▶ [Short problem]: Update the rows from the line containing "Give bounding boxes" through the line containing "Find all labels, buttons, inputs, and" by replacing "bounding boxes" with "box coordinates" and leaving everything else unchanged. Omit the pictures from your answer.

▶ [Supplied records]:
________________

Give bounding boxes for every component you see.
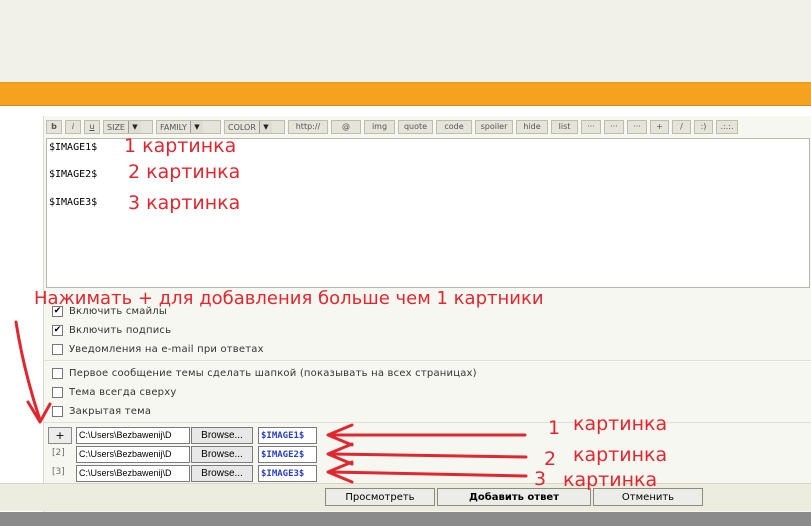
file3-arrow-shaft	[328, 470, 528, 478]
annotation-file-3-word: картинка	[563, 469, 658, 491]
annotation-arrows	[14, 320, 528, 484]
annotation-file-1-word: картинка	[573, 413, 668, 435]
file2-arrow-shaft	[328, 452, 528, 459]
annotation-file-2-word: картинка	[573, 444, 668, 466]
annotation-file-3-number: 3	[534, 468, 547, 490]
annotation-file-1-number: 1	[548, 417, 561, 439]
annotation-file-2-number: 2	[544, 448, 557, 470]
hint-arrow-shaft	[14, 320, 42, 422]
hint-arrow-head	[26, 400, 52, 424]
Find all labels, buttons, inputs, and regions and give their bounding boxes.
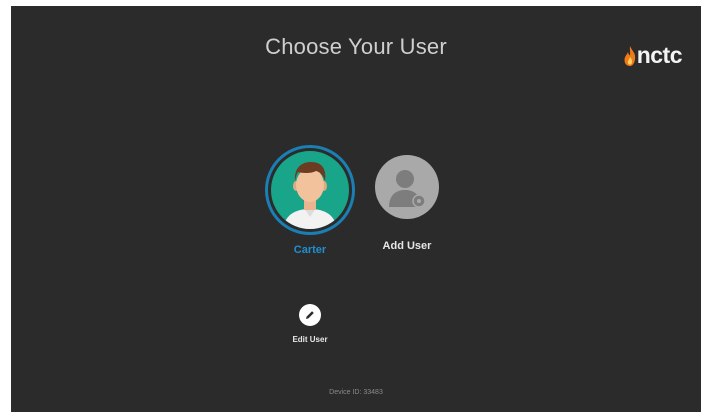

________________

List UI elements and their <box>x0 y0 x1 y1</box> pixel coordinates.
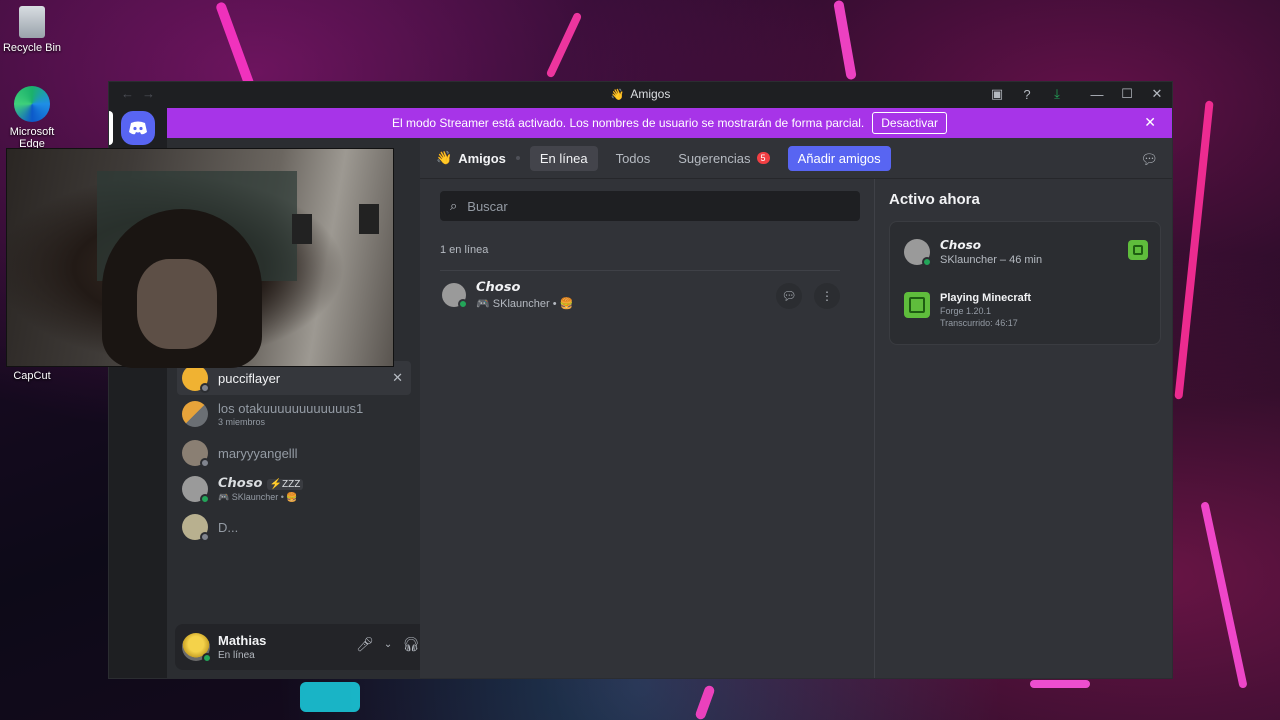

________________

▶ [Exercise answer]:
Give box coordinates for every component you see.
file3-arrow-shaft	[328, 470, 528, 478]
annotation-file-3-word: картинка	[563, 469, 658, 491]
annotation-arrows	[14, 320, 528, 484]
annotation-file-1-word: картинка	[573, 413, 668, 435]
file2-arrow-shaft	[328, 452, 528, 459]
annotation-file-2-word: картинка	[573, 444, 668, 466]
annotation-file-3-number: 3	[534, 468, 547, 490]
annotation-file-1-number: 1	[548, 417, 561, 439]
annotation-file-2-number: 2	[544, 448, 557, 470]
hint-arrow-shaft	[14, 320, 42, 422]
hint-arrow-head	[26, 400, 52, 424]
Find all labels, buttons, inputs, and regions and give their box coordinates.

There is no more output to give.